Problem to work on:
Retype every line of the rows below character for character, changing nothing.

Collection entries:

— start —

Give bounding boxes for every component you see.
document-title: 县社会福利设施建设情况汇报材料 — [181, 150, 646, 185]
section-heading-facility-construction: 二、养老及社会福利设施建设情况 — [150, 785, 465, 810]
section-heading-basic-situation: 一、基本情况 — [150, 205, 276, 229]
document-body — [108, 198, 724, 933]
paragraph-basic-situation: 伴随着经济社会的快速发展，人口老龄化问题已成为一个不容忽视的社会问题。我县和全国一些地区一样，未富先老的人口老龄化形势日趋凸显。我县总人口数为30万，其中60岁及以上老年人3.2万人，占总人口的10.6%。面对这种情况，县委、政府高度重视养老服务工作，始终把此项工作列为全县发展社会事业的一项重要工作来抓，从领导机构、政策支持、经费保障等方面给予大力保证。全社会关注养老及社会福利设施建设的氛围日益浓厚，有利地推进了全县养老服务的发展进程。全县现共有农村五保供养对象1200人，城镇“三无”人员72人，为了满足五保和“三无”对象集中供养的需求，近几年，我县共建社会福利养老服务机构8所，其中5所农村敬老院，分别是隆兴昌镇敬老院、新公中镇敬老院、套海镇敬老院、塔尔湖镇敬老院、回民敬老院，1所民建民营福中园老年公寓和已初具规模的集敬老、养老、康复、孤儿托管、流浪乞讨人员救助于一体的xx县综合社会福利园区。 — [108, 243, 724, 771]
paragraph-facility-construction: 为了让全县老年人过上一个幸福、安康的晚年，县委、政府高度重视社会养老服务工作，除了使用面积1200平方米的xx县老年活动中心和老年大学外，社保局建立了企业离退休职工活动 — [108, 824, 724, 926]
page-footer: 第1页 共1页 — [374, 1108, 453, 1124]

— end —

Correct output:
Give bounding boxes for every component you see.
document-title: 县社会福利设施建设情况汇报材料 — [181, 150, 646, 185]
section-heading-facility-construction: 二、养老及社会福利设施建设情况 — [150, 785, 465, 810]
section-heading-basic-situation: 一、基本情况 — [150, 205, 276, 229]
document-body — [108, 198, 724, 933]
paragraph-basic-situation: 伴随着经济社会的快速发展，人口老龄化问题已成为一个不容忽视的社会问题。我县和全国一些地区一样，未富先老的人口老龄化形势日趋凸显。我县总人口数为30万，其中60岁及以上老年人3.2万人，占总人口的10.6%。面对这种情况，县委、政府高度重视养老服务工作，始终把此项工作列为全县发展社会事业的一项重要工作来抓，从领导机构、政策支持、经费保障等方面给予大力保证。全社会关注养老及社会福利设施建设的氛围日益浓厚，有利地推进了全县养老服务的发展进程。全县现共有农村五保供养对象1200人，城镇“三无”人员72人，为了满足五保和“三无”对象集中供养的需求，近几年，我县共建社会福利养老服务机构8所，其中5所农村敬老院，分别是隆兴昌镇敬老院、新公中镇敬老院、套海镇敬老院、塔尔湖镇敬老院、回民敬老院，1所民建民营福中园老年公寓和已初具规模的集敬老、养老、康复、孤儿托管、流浪乞讨人员救助于一体的xx县综合社会福利园区。 — [108, 243, 724, 771]
paragraph-facility-construction: 为了让全县老年人过上一个幸福、安康的晚年，县委、政府高度重视社会养老服务工作，除了使用面积1200平方米的xx县老年活动中心和老年大学外，社保局建立了企业离退休职工活动 — [108, 824, 724, 926]
page-footer: 第1页 共1页 — [374, 1108, 453, 1124]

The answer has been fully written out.